▶ [Requirement]:
Determine the count of lines holding the string "fingerprint". Return only the number.

--- START OF Material for this task ---

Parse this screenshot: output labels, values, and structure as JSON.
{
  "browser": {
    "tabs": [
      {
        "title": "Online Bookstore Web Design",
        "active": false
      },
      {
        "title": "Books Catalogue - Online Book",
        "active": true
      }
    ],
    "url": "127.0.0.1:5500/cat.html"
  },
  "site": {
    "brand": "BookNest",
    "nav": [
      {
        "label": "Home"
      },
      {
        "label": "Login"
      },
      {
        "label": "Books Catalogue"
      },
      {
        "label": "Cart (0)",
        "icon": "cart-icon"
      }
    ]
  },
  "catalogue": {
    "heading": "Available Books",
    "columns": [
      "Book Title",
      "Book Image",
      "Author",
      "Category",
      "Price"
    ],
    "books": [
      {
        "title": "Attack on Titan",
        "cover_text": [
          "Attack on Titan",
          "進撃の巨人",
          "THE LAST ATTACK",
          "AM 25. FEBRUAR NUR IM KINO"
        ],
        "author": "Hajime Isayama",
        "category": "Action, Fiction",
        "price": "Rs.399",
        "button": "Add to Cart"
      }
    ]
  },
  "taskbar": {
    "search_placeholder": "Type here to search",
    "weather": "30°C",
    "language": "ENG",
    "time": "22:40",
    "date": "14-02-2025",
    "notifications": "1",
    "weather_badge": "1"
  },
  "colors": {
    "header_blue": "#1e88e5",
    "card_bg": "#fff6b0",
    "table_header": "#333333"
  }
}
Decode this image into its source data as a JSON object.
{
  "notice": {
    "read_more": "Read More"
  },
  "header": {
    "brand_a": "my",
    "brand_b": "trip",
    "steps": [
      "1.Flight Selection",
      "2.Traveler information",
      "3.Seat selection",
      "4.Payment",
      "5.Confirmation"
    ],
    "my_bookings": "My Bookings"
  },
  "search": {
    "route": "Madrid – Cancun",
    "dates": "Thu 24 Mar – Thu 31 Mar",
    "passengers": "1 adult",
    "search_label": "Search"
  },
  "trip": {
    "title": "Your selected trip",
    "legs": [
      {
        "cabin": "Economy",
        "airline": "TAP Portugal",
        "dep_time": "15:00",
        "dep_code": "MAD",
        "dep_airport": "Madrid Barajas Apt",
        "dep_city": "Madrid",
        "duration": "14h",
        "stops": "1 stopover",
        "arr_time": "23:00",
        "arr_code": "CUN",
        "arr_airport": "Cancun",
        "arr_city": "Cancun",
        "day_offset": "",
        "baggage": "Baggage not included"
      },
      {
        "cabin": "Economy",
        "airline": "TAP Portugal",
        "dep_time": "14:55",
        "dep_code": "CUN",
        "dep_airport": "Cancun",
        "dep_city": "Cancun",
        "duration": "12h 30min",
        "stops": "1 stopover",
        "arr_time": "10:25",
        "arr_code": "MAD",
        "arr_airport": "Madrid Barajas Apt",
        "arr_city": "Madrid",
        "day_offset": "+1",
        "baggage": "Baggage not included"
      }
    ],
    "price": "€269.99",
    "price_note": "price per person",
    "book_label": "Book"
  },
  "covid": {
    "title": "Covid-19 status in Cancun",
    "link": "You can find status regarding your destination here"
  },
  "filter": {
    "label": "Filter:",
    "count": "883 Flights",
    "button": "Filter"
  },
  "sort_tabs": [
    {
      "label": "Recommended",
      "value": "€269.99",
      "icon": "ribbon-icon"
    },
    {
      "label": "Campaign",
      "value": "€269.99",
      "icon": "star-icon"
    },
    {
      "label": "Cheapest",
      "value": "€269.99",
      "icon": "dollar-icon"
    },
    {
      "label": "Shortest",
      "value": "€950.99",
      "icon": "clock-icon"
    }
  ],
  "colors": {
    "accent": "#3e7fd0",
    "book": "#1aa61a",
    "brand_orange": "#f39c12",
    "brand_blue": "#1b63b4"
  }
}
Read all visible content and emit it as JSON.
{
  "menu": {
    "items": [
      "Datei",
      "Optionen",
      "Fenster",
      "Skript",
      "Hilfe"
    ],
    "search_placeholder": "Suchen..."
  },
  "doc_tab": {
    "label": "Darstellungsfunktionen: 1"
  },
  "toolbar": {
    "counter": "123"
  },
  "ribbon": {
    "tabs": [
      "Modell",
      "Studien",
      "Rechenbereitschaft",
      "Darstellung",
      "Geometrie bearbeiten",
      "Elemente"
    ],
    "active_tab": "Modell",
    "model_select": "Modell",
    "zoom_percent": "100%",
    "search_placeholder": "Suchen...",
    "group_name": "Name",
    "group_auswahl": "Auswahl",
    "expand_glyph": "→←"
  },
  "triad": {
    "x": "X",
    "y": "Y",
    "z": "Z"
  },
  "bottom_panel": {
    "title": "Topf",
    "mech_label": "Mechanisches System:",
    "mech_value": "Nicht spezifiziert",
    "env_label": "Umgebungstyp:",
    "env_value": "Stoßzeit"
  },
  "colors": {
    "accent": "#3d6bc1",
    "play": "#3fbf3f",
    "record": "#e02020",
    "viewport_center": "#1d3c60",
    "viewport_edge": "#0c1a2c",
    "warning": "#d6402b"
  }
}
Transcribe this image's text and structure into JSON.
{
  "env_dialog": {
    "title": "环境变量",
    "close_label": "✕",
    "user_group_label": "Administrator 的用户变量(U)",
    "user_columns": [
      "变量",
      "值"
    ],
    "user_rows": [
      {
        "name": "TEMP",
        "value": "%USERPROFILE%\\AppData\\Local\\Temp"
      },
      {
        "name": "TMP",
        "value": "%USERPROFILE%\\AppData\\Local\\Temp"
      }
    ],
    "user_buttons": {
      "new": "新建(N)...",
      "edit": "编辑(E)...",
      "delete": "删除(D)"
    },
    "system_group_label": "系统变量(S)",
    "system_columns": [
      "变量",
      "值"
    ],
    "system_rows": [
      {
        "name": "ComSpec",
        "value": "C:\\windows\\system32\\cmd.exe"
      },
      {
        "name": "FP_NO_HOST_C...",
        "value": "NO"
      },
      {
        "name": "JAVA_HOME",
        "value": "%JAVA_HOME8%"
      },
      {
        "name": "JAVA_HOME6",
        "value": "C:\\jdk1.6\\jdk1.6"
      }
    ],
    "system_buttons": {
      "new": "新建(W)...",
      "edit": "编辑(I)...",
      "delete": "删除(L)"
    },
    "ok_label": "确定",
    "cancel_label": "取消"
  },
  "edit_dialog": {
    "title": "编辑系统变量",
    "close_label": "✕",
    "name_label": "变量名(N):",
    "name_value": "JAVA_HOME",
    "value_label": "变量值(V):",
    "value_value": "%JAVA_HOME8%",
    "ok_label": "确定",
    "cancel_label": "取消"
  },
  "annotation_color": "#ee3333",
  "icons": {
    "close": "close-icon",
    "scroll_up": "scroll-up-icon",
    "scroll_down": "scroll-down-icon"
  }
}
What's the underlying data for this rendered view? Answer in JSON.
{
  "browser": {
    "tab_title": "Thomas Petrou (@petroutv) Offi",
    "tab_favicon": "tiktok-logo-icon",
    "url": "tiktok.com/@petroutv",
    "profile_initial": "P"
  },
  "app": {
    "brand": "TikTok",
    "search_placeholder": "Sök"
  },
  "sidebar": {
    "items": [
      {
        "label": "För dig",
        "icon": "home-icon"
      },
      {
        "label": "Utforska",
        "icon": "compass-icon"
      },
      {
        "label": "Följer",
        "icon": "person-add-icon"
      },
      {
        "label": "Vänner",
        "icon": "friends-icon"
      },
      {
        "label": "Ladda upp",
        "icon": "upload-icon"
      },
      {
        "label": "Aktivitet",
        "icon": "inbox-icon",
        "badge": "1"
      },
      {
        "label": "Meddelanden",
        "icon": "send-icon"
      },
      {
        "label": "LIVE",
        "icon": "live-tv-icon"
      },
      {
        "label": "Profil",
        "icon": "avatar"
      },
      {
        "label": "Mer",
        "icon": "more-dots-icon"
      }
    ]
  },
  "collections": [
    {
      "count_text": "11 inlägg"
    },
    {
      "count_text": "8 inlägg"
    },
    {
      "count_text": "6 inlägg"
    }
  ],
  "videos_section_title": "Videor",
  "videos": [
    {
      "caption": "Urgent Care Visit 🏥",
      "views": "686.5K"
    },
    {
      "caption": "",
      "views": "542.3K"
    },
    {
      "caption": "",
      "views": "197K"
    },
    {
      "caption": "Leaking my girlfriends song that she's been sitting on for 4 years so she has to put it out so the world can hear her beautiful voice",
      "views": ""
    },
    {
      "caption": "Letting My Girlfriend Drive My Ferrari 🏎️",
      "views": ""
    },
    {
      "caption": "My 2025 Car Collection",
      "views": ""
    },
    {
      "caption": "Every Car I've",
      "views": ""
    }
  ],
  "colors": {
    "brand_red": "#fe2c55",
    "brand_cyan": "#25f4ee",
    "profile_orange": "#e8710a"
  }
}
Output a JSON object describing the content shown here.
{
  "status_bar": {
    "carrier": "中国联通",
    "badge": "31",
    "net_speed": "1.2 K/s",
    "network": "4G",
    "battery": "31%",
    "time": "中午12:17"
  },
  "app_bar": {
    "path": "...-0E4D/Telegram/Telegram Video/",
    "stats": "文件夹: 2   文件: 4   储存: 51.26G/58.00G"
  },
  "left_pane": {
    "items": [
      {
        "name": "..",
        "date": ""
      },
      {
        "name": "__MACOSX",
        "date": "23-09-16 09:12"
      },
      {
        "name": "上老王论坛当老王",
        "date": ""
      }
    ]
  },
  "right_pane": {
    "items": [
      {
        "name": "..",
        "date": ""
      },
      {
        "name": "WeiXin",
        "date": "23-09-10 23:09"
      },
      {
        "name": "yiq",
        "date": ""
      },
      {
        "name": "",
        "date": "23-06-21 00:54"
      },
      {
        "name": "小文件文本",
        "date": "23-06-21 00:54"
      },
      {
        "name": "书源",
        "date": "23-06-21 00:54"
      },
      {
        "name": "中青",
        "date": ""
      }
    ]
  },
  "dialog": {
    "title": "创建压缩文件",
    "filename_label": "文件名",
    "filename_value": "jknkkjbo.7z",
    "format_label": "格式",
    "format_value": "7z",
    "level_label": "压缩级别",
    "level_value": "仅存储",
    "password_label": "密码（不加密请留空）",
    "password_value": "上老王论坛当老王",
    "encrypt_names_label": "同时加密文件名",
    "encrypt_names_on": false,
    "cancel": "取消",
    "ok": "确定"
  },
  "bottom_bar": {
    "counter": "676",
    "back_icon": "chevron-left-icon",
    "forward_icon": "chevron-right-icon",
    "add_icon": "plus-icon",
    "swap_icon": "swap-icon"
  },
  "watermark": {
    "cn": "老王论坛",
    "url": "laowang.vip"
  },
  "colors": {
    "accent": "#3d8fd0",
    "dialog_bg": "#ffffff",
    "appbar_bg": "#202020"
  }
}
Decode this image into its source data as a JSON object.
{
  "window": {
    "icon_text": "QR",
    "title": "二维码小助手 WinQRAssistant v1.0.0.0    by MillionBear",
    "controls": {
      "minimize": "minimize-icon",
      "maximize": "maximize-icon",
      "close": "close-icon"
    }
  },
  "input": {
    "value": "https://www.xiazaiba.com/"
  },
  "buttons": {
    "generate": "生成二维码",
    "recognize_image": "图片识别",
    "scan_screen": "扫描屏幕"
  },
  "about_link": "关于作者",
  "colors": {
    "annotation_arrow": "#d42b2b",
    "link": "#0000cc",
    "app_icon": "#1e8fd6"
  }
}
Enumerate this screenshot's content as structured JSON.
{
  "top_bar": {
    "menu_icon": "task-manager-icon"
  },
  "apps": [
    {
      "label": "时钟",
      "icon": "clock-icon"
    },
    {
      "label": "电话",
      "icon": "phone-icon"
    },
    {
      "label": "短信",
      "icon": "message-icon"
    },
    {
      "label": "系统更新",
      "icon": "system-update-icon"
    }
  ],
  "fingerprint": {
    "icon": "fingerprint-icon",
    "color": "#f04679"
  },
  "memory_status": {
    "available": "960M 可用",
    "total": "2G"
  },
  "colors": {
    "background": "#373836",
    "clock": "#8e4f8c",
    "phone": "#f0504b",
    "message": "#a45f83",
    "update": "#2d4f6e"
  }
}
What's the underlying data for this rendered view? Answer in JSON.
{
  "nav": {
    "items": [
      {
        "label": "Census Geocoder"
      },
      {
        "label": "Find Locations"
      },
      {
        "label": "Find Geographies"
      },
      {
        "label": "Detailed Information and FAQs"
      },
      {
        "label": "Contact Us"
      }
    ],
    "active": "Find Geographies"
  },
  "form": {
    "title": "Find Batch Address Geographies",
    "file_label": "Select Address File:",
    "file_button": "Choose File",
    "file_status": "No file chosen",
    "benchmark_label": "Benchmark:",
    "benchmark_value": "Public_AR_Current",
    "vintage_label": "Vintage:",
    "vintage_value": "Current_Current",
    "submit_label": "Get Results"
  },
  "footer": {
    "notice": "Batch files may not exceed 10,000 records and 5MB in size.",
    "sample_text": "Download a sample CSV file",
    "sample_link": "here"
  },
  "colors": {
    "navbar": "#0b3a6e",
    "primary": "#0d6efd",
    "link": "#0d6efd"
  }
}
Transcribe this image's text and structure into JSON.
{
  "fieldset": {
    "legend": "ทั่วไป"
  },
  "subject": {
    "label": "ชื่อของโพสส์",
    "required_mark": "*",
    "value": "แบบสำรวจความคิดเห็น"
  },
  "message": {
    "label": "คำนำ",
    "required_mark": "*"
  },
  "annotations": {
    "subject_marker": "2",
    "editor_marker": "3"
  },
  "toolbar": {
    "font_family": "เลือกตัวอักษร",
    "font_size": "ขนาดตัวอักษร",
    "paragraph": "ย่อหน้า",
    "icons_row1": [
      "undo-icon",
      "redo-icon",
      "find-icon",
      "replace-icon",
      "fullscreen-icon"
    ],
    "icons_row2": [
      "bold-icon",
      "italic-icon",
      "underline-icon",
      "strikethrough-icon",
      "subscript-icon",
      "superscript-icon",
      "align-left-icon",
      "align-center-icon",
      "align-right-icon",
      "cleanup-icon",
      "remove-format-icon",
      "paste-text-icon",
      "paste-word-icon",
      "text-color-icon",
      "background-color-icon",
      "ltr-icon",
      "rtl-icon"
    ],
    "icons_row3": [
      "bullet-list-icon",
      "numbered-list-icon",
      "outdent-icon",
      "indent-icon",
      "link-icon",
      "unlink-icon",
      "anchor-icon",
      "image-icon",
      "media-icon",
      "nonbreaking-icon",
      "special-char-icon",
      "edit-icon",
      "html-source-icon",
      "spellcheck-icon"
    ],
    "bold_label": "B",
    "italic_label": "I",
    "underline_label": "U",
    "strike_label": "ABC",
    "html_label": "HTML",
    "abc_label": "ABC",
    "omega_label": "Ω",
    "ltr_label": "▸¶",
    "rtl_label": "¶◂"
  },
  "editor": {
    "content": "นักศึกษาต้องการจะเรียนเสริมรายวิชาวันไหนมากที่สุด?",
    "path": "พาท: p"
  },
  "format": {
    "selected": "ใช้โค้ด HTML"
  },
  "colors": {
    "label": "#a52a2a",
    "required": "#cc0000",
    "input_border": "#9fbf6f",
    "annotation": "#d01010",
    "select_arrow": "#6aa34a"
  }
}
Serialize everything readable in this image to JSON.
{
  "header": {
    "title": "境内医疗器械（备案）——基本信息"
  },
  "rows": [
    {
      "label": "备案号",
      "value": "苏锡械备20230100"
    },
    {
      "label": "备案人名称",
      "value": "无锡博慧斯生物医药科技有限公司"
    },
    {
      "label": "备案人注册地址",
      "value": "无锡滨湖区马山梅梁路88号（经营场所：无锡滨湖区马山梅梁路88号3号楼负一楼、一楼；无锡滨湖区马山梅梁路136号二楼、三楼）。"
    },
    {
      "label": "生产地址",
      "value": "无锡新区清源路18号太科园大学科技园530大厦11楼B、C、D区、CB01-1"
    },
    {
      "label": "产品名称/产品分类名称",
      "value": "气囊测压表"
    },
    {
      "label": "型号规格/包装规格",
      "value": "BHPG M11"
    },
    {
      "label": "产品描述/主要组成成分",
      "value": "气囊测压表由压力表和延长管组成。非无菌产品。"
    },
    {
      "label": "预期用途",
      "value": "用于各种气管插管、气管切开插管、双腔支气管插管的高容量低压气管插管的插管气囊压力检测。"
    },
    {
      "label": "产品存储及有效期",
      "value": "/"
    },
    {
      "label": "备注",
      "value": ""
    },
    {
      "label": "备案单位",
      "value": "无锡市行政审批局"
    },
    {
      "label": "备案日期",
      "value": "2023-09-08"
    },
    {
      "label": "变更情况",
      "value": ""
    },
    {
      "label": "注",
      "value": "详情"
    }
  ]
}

--- END OF Material for this task ---

▶ [Written reply]:
2